Leave the pictures out, and retype all of the material exactly as written.

- - -

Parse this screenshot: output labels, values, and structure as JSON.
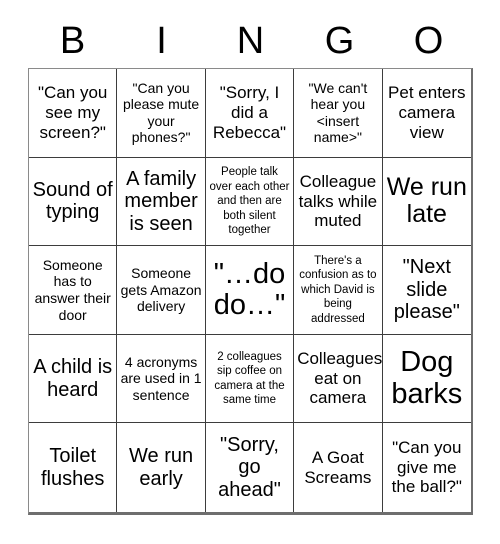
{
  "card": {
    "header_letters": [
      "B",
      "I",
      "N",
      "G",
      "O"
    ],
    "columns": 5,
    "rows": 5,
    "colors": {
      "background": "#ffffff",
      "text": "#000000",
      "cell_border": "#3d3d3d",
      "outer_border": "#6e6e6e"
    },
    "cells": [
      {
        "text": "\"Can you see my screen?\"",
        "size": "md"
      },
      {
        "text": "\"Can you please mute your phones?\"",
        "size": "sm"
      },
      {
        "text": "\"Sorry, I did a Rebecca\"",
        "size": "md"
      },
      {
        "text": "\"We can't hear you <insert name>\"",
        "size": "sm"
      },
      {
        "text": "Pet enters camera view",
        "size": "md"
      },
      {
        "text": "Sound of typing",
        "size": "lg"
      },
      {
        "text": "A family member is seen",
        "size": "lg"
      },
      {
        "text": "People talk over each other and then are both silent together",
        "size": "xs"
      },
      {
        "text": "Colleague talks while muted",
        "size": "md"
      },
      {
        "text": "We run late",
        "size": "xl"
      },
      {
        "text": "Someone has to answer their door",
        "size": "sm"
      },
      {
        "text": "Someone gets Amazon delivery",
        "size": "sm"
      },
      {
        "text": "\"…do do…\"",
        "size": "xxl"
      },
      {
        "text": "There's a confusion as to which David is being addressed",
        "size": "xs"
      },
      {
        "text": "\"Next slide please\"",
        "size": "lg"
      },
      {
        "text": "A child is heard",
        "size": "lg"
      },
      {
        "text": "4 acronyms are used in 1 sentence",
        "size": "sm"
      },
      {
        "text": "2 colleagues sip coffee on camera at the same time",
        "size": "xs"
      },
      {
        "text": "Colleagues eat on camera",
        "size": "md"
      },
      {
        "text": "Dog barks",
        "size": "xxl"
      },
      {
        "text": "Toilet flushes",
        "size": "lg"
      },
      {
        "text": "We run early",
        "size": "lg"
      },
      {
        "text": "\"Sorry, go ahead\"",
        "size": "lg"
      },
      {
        "text": "A Goat Screams",
        "size": "md"
      },
      {
        "text": "\"Can you give me the ball?\"",
        "size": "md"
      }
    ]
  }
}
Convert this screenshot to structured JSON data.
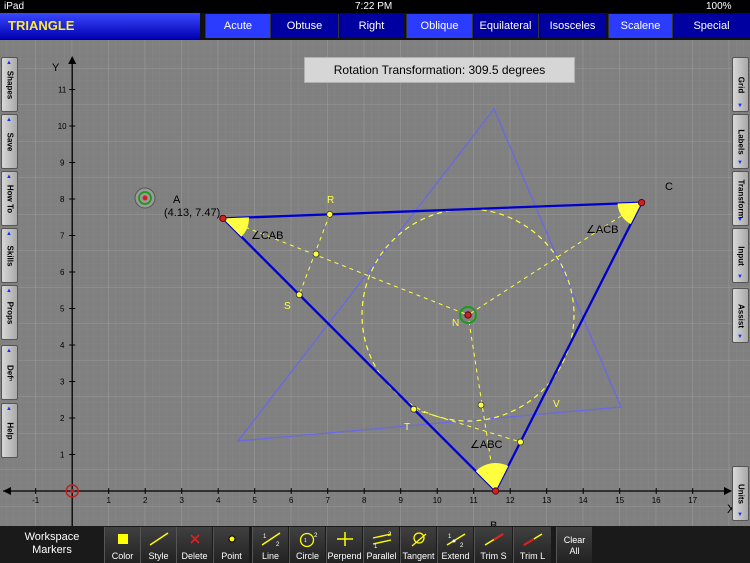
{
  "status": {
    "carrier": "iPad",
    "time": "7:22 PM",
    "battery": "100%"
  },
  "app_title": "TRIANGLE",
  "tabs": [
    "Acute",
    "Obtuse",
    "Right",
    "Oblique",
    "Equilateral",
    "Isosceles",
    "Scalene",
    "Special"
  ],
  "active_tabs": [
    "Acute",
    "Oblique",
    "Scalene"
  ],
  "left_tabs": [
    "Shapes",
    "Save",
    "How To",
    "Skills",
    "Props",
    "Defⁿ",
    "Help"
  ],
  "right_tabs": [
    "Grid",
    "Labels",
    "Transform",
    "Input",
    "Assist",
    "Units"
  ],
  "banner": "Rotation Transformation:  309.5 degrees",
  "axes": {
    "x_label": "X",
    "y_label": "Y",
    "x_ticks": [
      "-1",
      "1",
      "2",
      "3",
      "4",
      "5",
      "6",
      "7",
      "8",
      "9",
      "10",
      "11",
      "12",
      "13",
      "14",
      "15",
      "16",
      "17"
    ],
    "y_ticks": [
      "1",
      "2",
      "3",
      "4",
      "5",
      "6",
      "7",
      "8",
      "9",
      "10",
      "11"
    ]
  },
  "points": {
    "A": {
      "label": "A",
      "coord_label": "(4.13, 7.47)",
      "x": 4.13,
      "y": 7.47
    },
    "B": {
      "label": "B",
      "x": 11.6,
      "y": 0.0
    },
    "C": {
      "label": "C",
      "x": 15.6,
      "y": 7.9
    },
    "R": {
      "label": "R"
    },
    "S": {
      "label": "S"
    },
    "T": {
      "label": "T"
    },
    "V": {
      "label": "V"
    },
    "N": {
      "label": "N"
    }
  },
  "angle_labels": {
    "CAB": "∠CAB",
    "ACB": "∠ACB",
    "ABC": "∠ABC"
  },
  "bottom": {
    "workspace_line1": "Workspace",
    "workspace_line2": "Markers",
    "tools": [
      "Color",
      "Style",
      "Delete",
      "Point",
      "Line",
      "Circle",
      "Perpend",
      "Parallel",
      "Tangent",
      "Extend",
      "Trim S",
      "Trim L"
    ],
    "clear_line1": "Clear",
    "clear_line2": "All"
  },
  "colors": {
    "triangle": "#0000cc",
    "construction": "#ffff40",
    "rotated": "#6a6ae0",
    "tab_active": "#2b3cff",
    "tab_inactive": "#0000a0"
  }
}
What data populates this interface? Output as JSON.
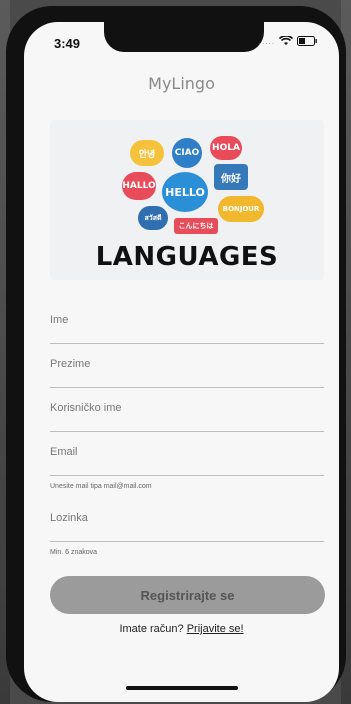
{
  "status": {
    "time": "3:49",
    "signal": "....."
  },
  "app": {
    "title": "MyLingo"
  },
  "hero": {
    "caption": "LANGUAGES",
    "bubbles": [
      "안녕",
      "CIAO",
      "HOLA",
      "HALLO",
      "HELLO",
      "你好",
      "สวัสดี",
      "BONJOUR",
      "こんにちは"
    ]
  },
  "form": {
    "first_name_label": "Ime",
    "last_name_label": "Prezime",
    "username_label": "Korisničko ime",
    "email_label": "Email",
    "email_helper": "Unesite mail tipa mail@mail.com",
    "password_label": "Lozinka",
    "password_helper": "Min. 6 znakova",
    "submit_label": "Registrirajte se"
  },
  "login": {
    "prompt": "Imate račun?",
    "link": "Prijavite se!"
  }
}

- - -

• **Expected answer**
Parse this screenshot: output labels, values, and structure as JSON.
{
  "card": {
    "header_letters": [
      "B",
      "I",
      "N",
      "G",
      "O"
    ],
    "columns": 5,
    "rows": 5,
    "colors": {
      "background": "#ffffff",
      "text": "#000000",
      "cell_border": "#3d3d3d",
      "outer_border": "#6e6e6e"
    },
    "cells": [
      {
        "text": "\"Can you see my screen?\"",
        "size": "md"
      },
      {
        "text": "\"Can you please mute your phones?\"",
        "size": "sm"
      },
      {
        "text": "\"Sorry, I did a Rebecca\"",
        "size": "md"
      },
      {
        "text": "\"We can't hear you <insert name>\"",
        "size": "sm"
      },
      {
        "text": "Pet enters camera view",
        "size": "md"
      },
      {
        "text": "Sound of typing",
        "size": "lg"
      },
      {
        "text": "A family member is seen",
        "size": "lg"
      },
      {
        "text": "People talk over each other and then are both silent together",
        "size": "xs"
      },
      {
        "text": "Colleague talks while muted",
        "size": "md"
      },
      {
        "text": "We run late",
        "size": "xl"
      },
      {
        "text": "Someone has to answer their door",
        "size": "sm"
      },
      {
        "text": "Someone gets Amazon delivery",
        "size": "sm"
      },
      {
        "text": "\"…do do…\"",
        "size": "xxl"
      },
      {
        "text": "There's a confusion as to which David is being addressed",
        "size": "xs"
      },
      {
        "text": "\"Next slide please\"",
        "size": "lg"
      },
      {
        "text": "A child is heard",
        "size": "lg"
      },
      {
        "text": "4 acronyms are used in 1 sentence",
        "size": "sm"
      },
      {
        "text": "2 colleagues sip coffee on camera at the same time",
        "size": "xs"
      },
      {
        "text": "Colleagues eat on camera",
        "size": "md"
      },
      {
        "text": "Dog barks",
        "size": "xxl"
      },
      {
        "text": "Toilet flushes",
        "size": "lg"
      },
      {
        "text": "We run early",
        "size": "lg"
      },
      {
        "text": "\"Sorry, go ahead\"",
        "size": "lg"
      },
      {
        "text": "A Goat Screams",
        "size": "md"
      },
      {
        "text": "\"Can you give me the ball?\"",
        "size": "md"
      }
    ]
  }
}
Convert this screenshot to structured JSON data.
{
  "status": {
    "carrier": "iPad",
    "time": "7:22 PM",
    "battery": "100%"
  },
  "app_title": "TRIANGLE",
  "tabs": [
    "Acute",
    "Obtuse",
    "Right",
    "Oblique",
    "Equilateral",
    "Isosceles",
    "Scalene",
    "Special"
  ],
  "active_tabs": [
    "Acute",
    "Oblique",
    "Scalene"
  ],
  "left_tabs": [
    "Shapes",
    "Save",
    "How To",
    "Skills",
    "Props",
    "Defⁿ",
    "Help"
  ],
  "right_tabs": [
    "Grid",
    "Labels",
    "Transform",
    "Input",
    "Assist",
    "Units"
  ],
  "banner": "Rotation Transformation:  309.5 degrees",
  "axes": {
    "x_label": "X",
    "y_label": "Y",
    "x_ticks": [
      "-1",
      "1",
      "2",
      "3",
      "4",
      "5",
      "6",
      "7",
      "8",
      "9",
      "10",
      "11",
      "12",
      "13",
      "14",
      "15",
      "16",
      "17"
    ],
    "y_ticks": [
      "1",
      "2",
      "3",
      "4",
      "5",
      "6",
      "7",
      "8",
      "9",
      "10",
      "11"
    ]
  },
  "points": {
    "A": {
      "label": "A",
      "coord_label": "(4.13, 7.47)",
      "x": 4.13,
      "y": 7.47
    },
    "B": {
      "label": "B",
      "x": 11.6,
      "y": 0.0
    },
    "C": {
      "label": "C",
      "x": 15.6,
      "y": 7.9
    },
    "R": {
      "label": "R"
    },
    "S": {
      "label": "S"
    },
    "T": {
      "label": "T"
    },
    "V": {
      "label": "V"
    },
    "N": {
      "label": "N"
    }
  },
  "angle_labels": {
    "CAB": "∠CAB",
    "ACB": "∠ACB",
    "ABC": "∠ABC"
  },
  "bottom": {
    "workspace_line1": "Workspace",
    "workspace_line2": "Markers",
    "tools": [
      "Color",
      "Style",
      "Delete",
      "Point",
      "Line",
      "Circle",
      "Perpend",
      "Parallel",
      "Tangent",
      "Extend",
      "Trim S",
      "Trim L"
    ],
    "clear_line1": "Clear",
    "clear_line2": "All"
  },
  "colors": {
    "triangle": "#0000cc",
    "construction": "#ffff40",
    "rotated": "#6a6ae0",
    "tab_active": "#2b3cff",
    "tab_inactive": "#0000a0"
  }
}
What data populates this interface? Output as JSON.
{
  "status": {
    "time": "3:49",
    "signal": "....."
  },
  "app": {
    "title": "MyLingo"
  },
  "hero": {
    "caption": "LANGUAGES",
    "bubbles": [
      "안녕",
      "CIAO",
      "HOLA",
      "HALLO",
      "HELLO",
      "你好",
      "สวัสดี",
      "BONJOUR",
      "こんにちは"
    ]
  },
  "form": {
    "first_name_label": "Ime",
    "last_name_label": "Prezime",
    "username_label": "Korisničko ime",
    "email_label": "Email",
    "email_helper": "Unesite mail tipa mail@mail.com",
    "password_label": "Lozinka",
    "password_helper": "Min. 6 znakova",
    "submit_label": "Registrirajte se"
  },
  "login": {
    "prompt": "Imate račun?",
    "link": "Prijavite se!"
  }
}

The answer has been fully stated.